**TASK REQUIREMENTS**
Write out each line exactly as it stands, please.

**EXTRACTED RECORDS**
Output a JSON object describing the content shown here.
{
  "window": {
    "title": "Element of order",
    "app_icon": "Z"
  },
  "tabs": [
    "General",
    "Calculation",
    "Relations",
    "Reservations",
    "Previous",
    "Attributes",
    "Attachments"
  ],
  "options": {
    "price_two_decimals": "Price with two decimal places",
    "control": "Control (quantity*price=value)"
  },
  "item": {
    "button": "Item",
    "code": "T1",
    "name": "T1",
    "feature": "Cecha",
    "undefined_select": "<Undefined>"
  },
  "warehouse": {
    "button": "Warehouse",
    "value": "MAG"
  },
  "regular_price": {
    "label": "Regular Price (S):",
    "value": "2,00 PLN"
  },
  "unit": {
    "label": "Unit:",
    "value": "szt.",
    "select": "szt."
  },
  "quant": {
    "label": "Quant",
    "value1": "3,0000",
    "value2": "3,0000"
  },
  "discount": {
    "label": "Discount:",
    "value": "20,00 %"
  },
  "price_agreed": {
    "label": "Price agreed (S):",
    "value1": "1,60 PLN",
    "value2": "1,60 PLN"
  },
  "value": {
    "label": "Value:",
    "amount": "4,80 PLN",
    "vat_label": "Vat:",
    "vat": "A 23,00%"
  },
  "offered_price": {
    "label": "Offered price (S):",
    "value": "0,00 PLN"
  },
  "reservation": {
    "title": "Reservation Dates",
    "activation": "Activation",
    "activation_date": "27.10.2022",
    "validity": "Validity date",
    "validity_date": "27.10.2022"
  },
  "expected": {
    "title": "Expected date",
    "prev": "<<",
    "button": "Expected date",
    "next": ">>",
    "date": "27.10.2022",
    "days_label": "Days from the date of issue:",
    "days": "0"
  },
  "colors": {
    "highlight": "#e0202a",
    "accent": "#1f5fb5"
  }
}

**SOLUTION TO THIS PROBLEM**
Output a JSON object describing the content shown here.
{
  "window": {
    "title": "Element of order",
    "app_icon": "Z"
  },
  "tabs": [
    "General",
    "Calculation",
    "Relations",
    "Reservations",
    "Previous",
    "Attributes",
    "Attachments"
  ],
  "options": {
    "price_two_decimals": "Price with two decimal places",
    "control": "Control (quantity*price=value)"
  },
  "item": {
    "button": "Item",
    "code": "T1",
    "name": "T1",
    "feature": "Cecha",
    "undefined_select": "<Undefined>"
  },
  "warehouse": {
    "button": "Warehouse",
    "value": "MAG"
  },
  "regular_price": {
    "label": "Regular Price (S):",
    "value": "2,00 PLN"
  },
  "unit": {
    "label": "Unit:",
    "value": "szt.",
    "select": "szt."
  },
  "quant": {
    "label": "Quant",
    "value1": "3,0000",
    "value2": "3,0000"
  },
  "discount": {
    "label": "Discount:",
    "value": "20,00 %"
  },
  "price_agreed": {
    "label": "Price agreed (S):",
    "value1": "1,60 PLN",
    "value2": "1,60 PLN"
  },
  "value": {
    "label": "Value:",
    "amount": "4,80 PLN",
    "vat_label": "Vat:",
    "vat": "A 23,00%"
  },
  "offered_price": {
    "label": "Offered price (S):",
    "value": "0,00 PLN"
  },
  "reservation": {
    "title": "Reservation Dates",
    "activation": "Activation",
    "activation_date": "27.10.2022",
    "validity": "Validity date",
    "validity_date": "27.10.2022"
  },
  "expected": {
    "title": "Expected date",
    "prev": "<<",
    "button": "Expected date",
    "next": ">>",
    "date": "27.10.2022",
    "days_label": "Days from the date of issue:",
    "days": "0"
  },
  "colors": {
    "highlight": "#e0202a",
    "accent": "#1f5fb5"
  }
}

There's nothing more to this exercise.